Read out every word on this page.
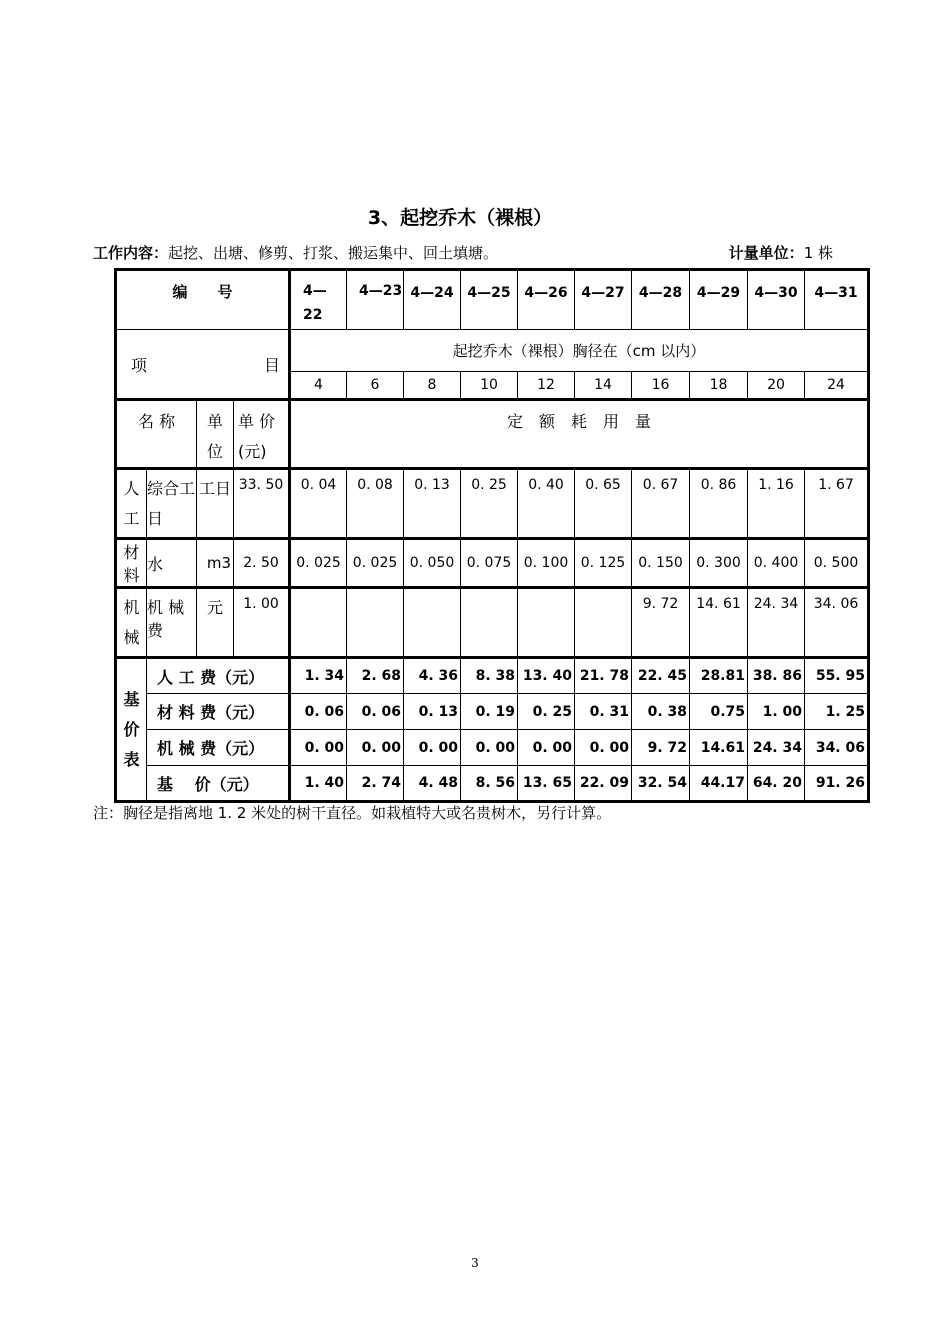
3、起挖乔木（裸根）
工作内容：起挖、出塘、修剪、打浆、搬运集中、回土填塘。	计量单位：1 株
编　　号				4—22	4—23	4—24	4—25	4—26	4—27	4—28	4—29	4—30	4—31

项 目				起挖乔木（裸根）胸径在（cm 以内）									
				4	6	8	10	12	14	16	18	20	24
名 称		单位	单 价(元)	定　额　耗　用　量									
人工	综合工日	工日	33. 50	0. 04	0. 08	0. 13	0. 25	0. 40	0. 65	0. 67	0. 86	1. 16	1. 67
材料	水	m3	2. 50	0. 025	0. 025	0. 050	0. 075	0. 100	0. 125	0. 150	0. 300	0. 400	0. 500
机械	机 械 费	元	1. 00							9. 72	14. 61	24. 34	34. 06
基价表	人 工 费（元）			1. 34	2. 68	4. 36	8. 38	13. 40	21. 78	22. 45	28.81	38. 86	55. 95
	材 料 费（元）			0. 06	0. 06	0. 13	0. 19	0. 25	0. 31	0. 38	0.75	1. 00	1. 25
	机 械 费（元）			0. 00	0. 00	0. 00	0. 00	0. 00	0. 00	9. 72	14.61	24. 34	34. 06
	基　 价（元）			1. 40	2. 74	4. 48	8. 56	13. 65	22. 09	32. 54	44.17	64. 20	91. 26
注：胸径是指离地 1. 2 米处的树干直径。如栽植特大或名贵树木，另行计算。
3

= THE TASK =
Take the data above and repeat it exactly, leaving each picture out.

= FULL ANSWER =
Read out every word on this page.
3、起挖乔木（裸根）
工作内容：起挖、出塘、修剪、打浆、搬运集中、回土填塘。	计量单位：1 株
编　　号				4—22	4—23	4—24	4—25	4—26	4—27	4—28	4—29	4—30	4—31

项 目				起挖乔木（裸根）胸径在（cm 以内）									
				4	6	8	10	12	14	16	18	20	24
名 称		单位	单 价(元)	定　额　耗　用　量									
人工	综合工日	工日	33. 50	0. 04	0. 08	0. 13	0. 25	0. 40	0. 65	0. 67	0. 86	1. 16	1. 67
材料	水	m3	2. 50	0. 025	0. 025	0. 050	0. 075	0. 100	0. 125	0. 150	0. 300	0. 400	0. 500
机械	机 械 费	元	1. 00							9. 72	14. 61	24. 34	34. 06
基价表	人 工 费（元）			1. 34	2. 68	4. 36	8. 38	13. 40	21. 78	22. 45	28.81	38. 86	55. 95
	材 料 费（元）			0. 06	0. 06	0. 13	0. 19	0. 25	0. 31	0. 38	0.75	1. 00	1. 25
	机 械 费（元）			0. 00	0. 00	0. 00	0. 00	0. 00	0. 00	9. 72	14.61	24. 34	34. 06
	基　 价（元）			1. 40	2. 74	4. 48	8. 56	13. 65	22. 09	32. 54	44.17	64. 20	91. 26
注：胸径是指离地 1. 2 米处的树干直径。如栽植特大或名贵树木，另行计算。
3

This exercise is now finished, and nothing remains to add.